§ **Data for this exercise**:
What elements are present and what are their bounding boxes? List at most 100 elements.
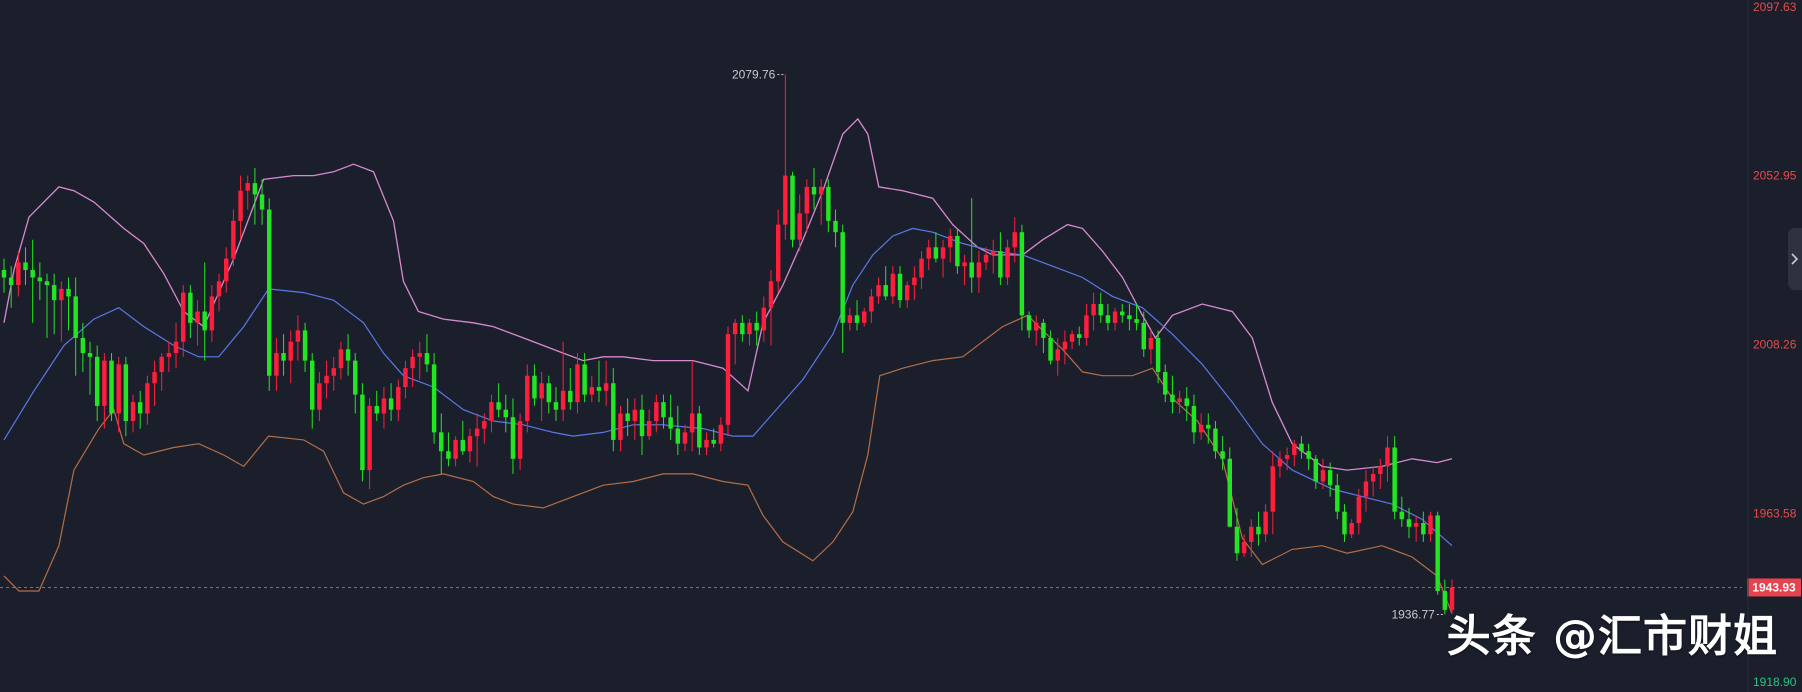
candle-body — [23, 262, 28, 270]
candle — [1249, 519, 1254, 557]
y-tick-label: 1918.90 — [1753, 675, 1797, 689]
candle-body — [517, 421, 523, 459]
candle — [1170, 375, 1175, 414]
candle-body — [503, 409, 509, 418]
candle — [396, 379, 401, 422]
candle-body — [317, 383, 322, 410]
candle — [489, 394, 494, 433]
candle-body — [288, 341, 293, 361]
candle — [281, 334, 286, 376]
candle-body — [1306, 451, 1311, 459]
candle — [1385, 436, 1390, 482]
candle-body — [8, 277, 14, 286]
candle — [890, 266, 896, 304]
candle — [152, 360, 157, 406]
candle-body — [955, 235, 960, 267]
candle-body — [474, 428, 480, 437]
candle-body — [259, 194, 265, 210]
candle — [883, 266, 888, 301]
candle-body — [1055, 349, 1060, 361]
candle-body — [216, 281, 222, 297]
candle — [639, 394, 645, 456]
candle — [94, 345, 100, 422]
candle-body — [926, 247, 931, 259]
chevron-right-icon — [1791, 253, 1799, 265]
candle — [252, 167, 258, 225]
candle — [940, 239, 946, 278]
candle-body — [725, 334, 731, 425]
candle — [1213, 421, 1218, 459]
candle — [1320, 458, 1326, 490]
candle — [1435, 511, 1440, 595]
candle-body — [274, 353, 279, 376]
candle — [116, 356, 121, 433]
current-price-line: 1943.93 — [0, 578, 1801, 597]
candle-body — [460, 439, 465, 452]
candle — [568, 368, 573, 410]
candle-body — [1112, 311, 1118, 323]
candle-body — [998, 251, 1003, 278]
candle-body — [94, 356, 100, 406]
candle-body — [697, 413, 702, 448]
low-label: 1936.77 — [1391, 608, 1435, 622]
candle-body — [861, 311, 867, 323]
candle-body — [1241, 541, 1247, 554]
candle — [603, 360, 609, 406]
candle-body — [1320, 470, 1326, 482]
candle-body — [711, 439, 716, 444]
candle-body — [804, 186, 810, 214]
candle-body — [840, 232, 845, 323]
candle-body — [510, 417, 516, 459]
candle — [804, 179, 810, 233]
candle — [998, 232, 1003, 286]
candle-body — [1177, 398, 1182, 403]
candle — [439, 413, 444, 474]
candle-body — [940, 247, 946, 259]
candle-body — [1256, 526, 1261, 535]
candle — [1234, 507, 1240, 561]
candle-body — [417, 353, 422, 357]
candle-body — [1213, 428, 1218, 452]
candle — [1342, 504, 1347, 542]
lower-band-line — [3, 314, 1453, 614]
candle-body — [453, 439, 458, 459]
candle — [1184, 387, 1189, 422]
candle — [654, 394, 659, 433]
candle — [137, 390, 143, 429]
candle — [761, 296, 767, 342]
candle — [682, 424, 688, 452]
candle — [1256, 511, 1261, 546]
candle — [30, 239, 35, 323]
candle-body — [919, 258, 924, 278]
candle — [933, 232, 939, 263]
candle — [381, 387, 387, 429]
candle-body — [618, 413, 623, 440]
candle-body — [1356, 496, 1362, 524]
candle-body — [1378, 466, 1383, 474]
candle-body — [1084, 315, 1089, 338]
candle-body — [30, 269, 35, 278]
candle-body — [73, 296, 78, 338]
candle-body — [890, 273, 896, 297]
candle — [1220, 436, 1225, 471]
candle-body — [983, 254, 989, 263]
candle — [833, 209, 838, 248]
side-panel-toggle[interactable] — [1788, 228, 1802, 290]
candle-body — [1077, 334, 1082, 338]
candle — [611, 368, 616, 452]
candle — [1292, 439, 1297, 467]
candle-body — [976, 262, 982, 278]
candle — [16, 251, 21, 297]
candle — [1019, 224, 1025, 331]
candle-body — [223, 258, 229, 282]
candle — [532, 364, 537, 406]
candle-body — [310, 360, 315, 410]
candle — [661, 394, 666, 429]
current-price-label: 1943.93 — [1752, 580, 1796, 594]
candle-body — [625, 413, 630, 422]
candle — [1306, 443, 1311, 471]
candle — [1378, 458, 1383, 490]
candle — [1041, 319, 1046, 354]
candle — [1413, 515, 1419, 542]
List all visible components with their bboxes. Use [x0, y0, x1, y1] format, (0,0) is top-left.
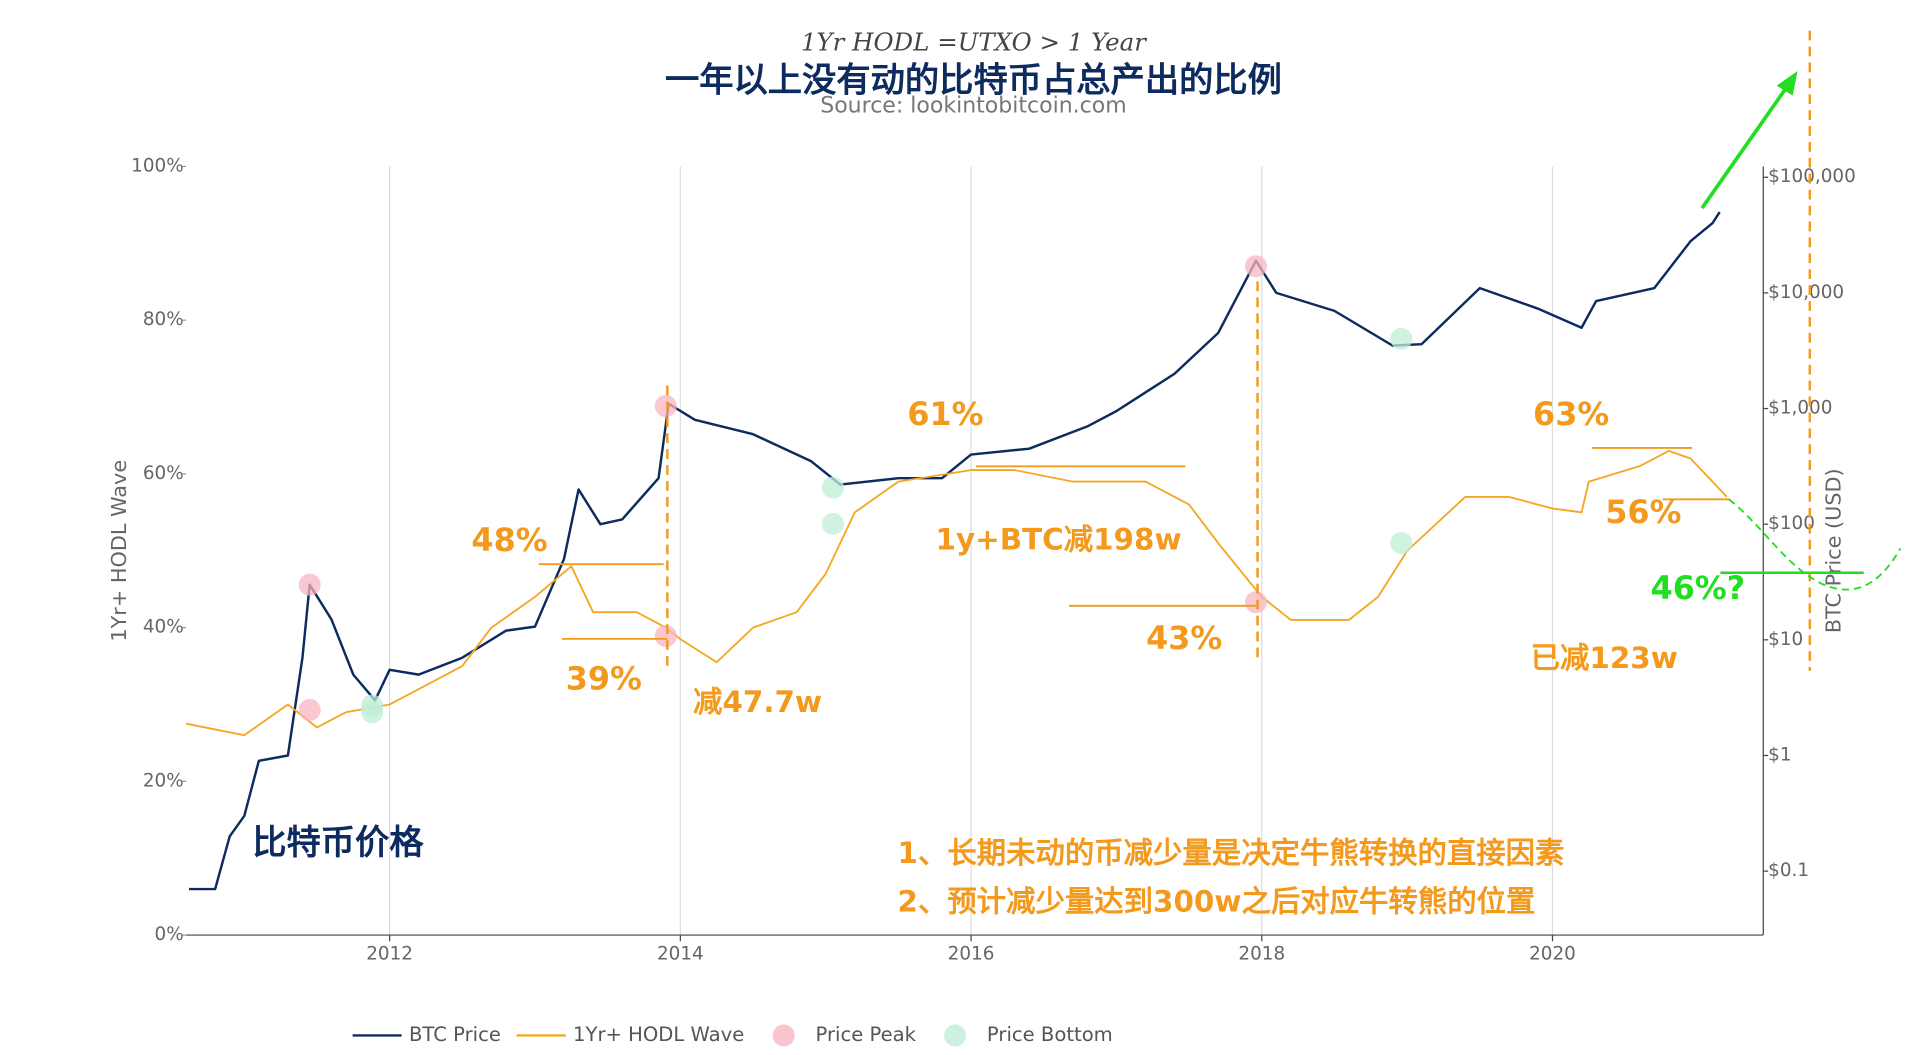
series-line [189, 211, 1721, 891]
y-tick-label: 40% [143, 617, 184, 638]
legend-label: Price Peak [816, 1023, 917, 1046]
y-tick-label: 0% [155, 924, 184, 945]
marker [821, 476, 844, 499]
annotation-lines [538, 30, 1812, 671]
y-tick-label: 20% [143, 770, 184, 791]
legend: BTC Price 1Yr+ HODL Wave Price Peak Price B… [352, 1023, 1113, 1047]
y2-tick-label: $10 [1768, 629, 1803, 650]
legend-label: 1Yr+ HODL Wave [573, 1023, 744, 1046]
annotation: 56% [1605, 493, 1681, 531]
y-tick-label: 100% [131, 155, 184, 176]
annotations: 48% 39% 减47.7w 61% 1y+BTC减198w 43% 63% 56% 已减123… [252, 395, 1745, 919]
y-axis-label: 1Yr+ HODL Wave [107, 460, 131, 642]
formula: 1Yr HODL =UTXO > 1 Year [801, 28, 1147, 57]
annotation: 1、长期未动的币减少量是决定牛熊转换的直接因素 [898, 836, 1565, 870]
legend-label: Price Bottom [987, 1023, 1113, 1046]
x-tick-label: 2012 [366, 944, 413, 965]
x-tick-label: 2016 [948, 944, 995, 965]
series-line [185, 449, 1728, 737]
chart-title: 一年以上没有动的比特币占总产出的比例 [665, 61, 1282, 101]
marker [298, 698, 321, 721]
annotation: 48% [471, 521, 547, 559]
marker [1244, 255, 1267, 278]
annotation: 已减123w [1531, 641, 1678, 675]
y2-tick-label: $100,000 [1768, 166, 1856, 187]
y2-tick-label: $10,000 [1768, 282, 1844, 303]
annotation: 63% [1533, 395, 1609, 433]
marker [361, 701, 384, 724]
y2-tick-label: $1 [1768, 744, 1791, 765]
x-tick-label: 2014 [657, 944, 704, 965]
arrow-head [1776, 70, 1798, 96]
y2-tick-label: $1,000 [1768, 398, 1832, 419]
annotation: 减47.7w [693, 685, 822, 719]
annotation: 比特币价格 [252, 823, 424, 863]
chart-subtitle: Source: lookintobitcoin.com [820, 93, 1126, 118]
plot [185, 211, 1728, 891]
legend-swatch [772, 1024, 795, 1047]
marker [654, 395, 677, 418]
y-tick-label: 60% [143, 463, 184, 484]
arrow [1700, 84, 1790, 210]
marker [654, 625, 677, 648]
legend-label: BTC Price [409, 1023, 501, 1046]
annotation: 61% [907, 395, 983, 433]
annotation: 39% [566, 659, 642, 697]
x-tick-label: 2018 [1238, 944, 1285, 965]
grid: 2012 2014 2016 2018 2020 0% 20% 40% 60% 80% 100% $0… [131, 155, 1856, 964]
y2-tick-label: $100 [1768, 513, 1815, 534]
annotation: 2、预计减少量达到300w之后对应牛转熊的位置 [898, 885, 1536, 919]
marker [298, 573, 321, 596]
projection-curve [1728, 498, 1902, 591]
marker [821, 512, 844, 535]
annotation: 43% [1146, 619, 1222, 657]
annotation: 46%? [1651, 569, 1746, 607]
y-tick-label: 80% [143, 309, 184, 330]
y2-tick-label: $0.1 [1768, 860, 1809, 881]
marker [1390, 532, 1413, 555]
y2-axis-label: BTC Price (USD) [1821, 468, 1845, 633]
x-tick-label: 2020 [1529, 944, 1576, 965]
marker [1390, 327, 1413, 350]
legend-swatch [944, 1024, 967, 1047]
marker [1244, 591, 1267, 614]
annotation: 1y+BTC减198w [936, 522, 1182, 556]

§ **What this task involves**: Extract each line of the listing that contains the string "arrow". Case counts.

§ **Answer to the exercise**:
arrow-head [1776, 70, 1798, 96]
arrow [1700, 84, 1790, 210]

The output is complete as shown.